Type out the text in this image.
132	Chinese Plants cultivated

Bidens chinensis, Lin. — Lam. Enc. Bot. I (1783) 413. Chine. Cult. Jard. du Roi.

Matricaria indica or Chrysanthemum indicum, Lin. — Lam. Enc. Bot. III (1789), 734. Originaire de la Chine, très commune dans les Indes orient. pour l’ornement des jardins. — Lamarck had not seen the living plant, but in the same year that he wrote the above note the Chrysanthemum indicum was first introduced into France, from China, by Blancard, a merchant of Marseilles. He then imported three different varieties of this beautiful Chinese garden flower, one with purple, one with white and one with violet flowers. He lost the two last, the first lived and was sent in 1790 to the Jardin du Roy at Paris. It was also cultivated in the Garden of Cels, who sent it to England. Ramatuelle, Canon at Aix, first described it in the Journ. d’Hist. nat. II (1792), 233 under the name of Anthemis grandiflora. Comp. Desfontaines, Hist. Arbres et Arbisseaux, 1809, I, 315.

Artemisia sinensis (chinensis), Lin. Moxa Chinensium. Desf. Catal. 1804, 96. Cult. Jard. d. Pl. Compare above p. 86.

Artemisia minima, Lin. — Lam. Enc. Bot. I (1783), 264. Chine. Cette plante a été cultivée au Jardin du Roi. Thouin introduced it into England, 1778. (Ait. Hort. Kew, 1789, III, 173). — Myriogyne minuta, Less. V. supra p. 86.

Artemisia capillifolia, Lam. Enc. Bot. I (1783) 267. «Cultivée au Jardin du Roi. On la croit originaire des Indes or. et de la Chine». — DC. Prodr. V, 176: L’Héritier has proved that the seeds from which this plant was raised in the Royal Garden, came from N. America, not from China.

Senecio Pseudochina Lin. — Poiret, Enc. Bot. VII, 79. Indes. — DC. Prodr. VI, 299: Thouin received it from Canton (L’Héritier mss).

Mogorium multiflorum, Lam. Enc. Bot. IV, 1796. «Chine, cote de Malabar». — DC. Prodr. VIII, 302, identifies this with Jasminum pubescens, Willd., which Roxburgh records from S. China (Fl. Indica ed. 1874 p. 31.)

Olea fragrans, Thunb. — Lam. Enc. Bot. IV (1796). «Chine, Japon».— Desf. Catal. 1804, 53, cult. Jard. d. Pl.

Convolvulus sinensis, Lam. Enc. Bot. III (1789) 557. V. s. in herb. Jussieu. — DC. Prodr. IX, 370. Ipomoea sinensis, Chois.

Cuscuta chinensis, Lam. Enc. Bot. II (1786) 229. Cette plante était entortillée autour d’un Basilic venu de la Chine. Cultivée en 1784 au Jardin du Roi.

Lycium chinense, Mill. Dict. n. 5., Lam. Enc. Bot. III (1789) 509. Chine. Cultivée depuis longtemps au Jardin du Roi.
————————
== TASK ==
Restate each record word for word.

== SOLUTION BELOW ==
Type out the text in this image.
132	Chinese Plants cultivated

Bidens chinensis, Lin. — Lam. Enc. Bot. I (1783) 413. Chine. Cult. Jard. du Roi.

Matricaria indica or Chrysanthemum indicum, Lin. — Lam. Enc. Bot. III (1789), 734. Originaire de la Chine, très commune dans les Indes orient. pour l’ornement des jardins. — Lamarck had not seen the living plant, but in the same year that he wrote the above note the Chrysanthemum indicum was first introduced into France, from China, by Blancard, a merchant of Marseilles. He then imported three different varieties of this beautiful Chinese garden flower, one with purple, one with white and one with violet flowers. He lost the two last, the first lived and was sent in 1790 to the Jardin du Roy at Paris. It was also cultivated in the Garden of Cels, who sent it to England. Ramatuelle, Canon at Aix, first described it in the Journ. d’Hist. nat. II (1792), 233 under the name of Anthemis grandiflora. Comp. Desfontaines, Hist. Arbres et Arbisseaux, 1809, I, 315.

Artemisia sinensis (chinensis), Lin. Moxa Chinensium. Desf. Catal. 1804, 96. Cult. Jard. d. Pl. Compare above p. 86.

Artemisia minima, Lin. — Lam. Enc. Bot. I (1783), 264. Chine. Cette plante a été cultivée au Jardin du Roi. Thouin introduced it into England, 1778. (Ait. Hort. Kew, 1789, III, 173). — Myriogyne minuta, Less. V. supra p. 86.

Artemisia capillifolia, Lam. Enc. Bot. I (1783) 267. «Cultivée au Jardin du Roi. On la croit originaire des Indes or. et de la Chine». — DC. Prodr. V, 176: L’Héritier has proved that the seeds from which this plant was raised in the Royal Garden, came from N. America, not from China.

Senecio Pseudochina Lin. — Poiret, Enc. Bot. VII, 79. Indes. — DC. Prodr. VI, 299: Thouin received it from Canton (L’Héritier mss).

Mogorium multiflorum, Lam. Enc. Bot. IV, 1796. «Chine, cote de Malabar». — DC. Prodr. VIII, 302, identifies this with Jasminum pubescens, Willd., which Roxburgh records from S. China (Fl. Indica ed. 1874 p. 31.)

Olea fragrans, Thunb. — Lam. Enc. Bot. IV (1796). «Chine, Japon».— Desf. Catal. 1804, 53, cult. Jard. d. Pl.

Convolvulus sinensis, Lam. Enc. Bot. III (1789) 557. V. s. in herb. Jussieu. — DC. Prodr. IX, 370. Ipomoea sinensis, Chois.

Cuscuta chinensis, Lam. Enc. Bot. II (1786) 229. Cette plante était entortillée autour d’un Basilic venu de la Chine. Cultivée en 1784 au Jardin du Roi.

Lycium chinense, Mill. Dict. n. 5., Lam. Enc. Bot. III (1789) 509. Chine. Cultivée depuis longtemps au Jardin du Roi.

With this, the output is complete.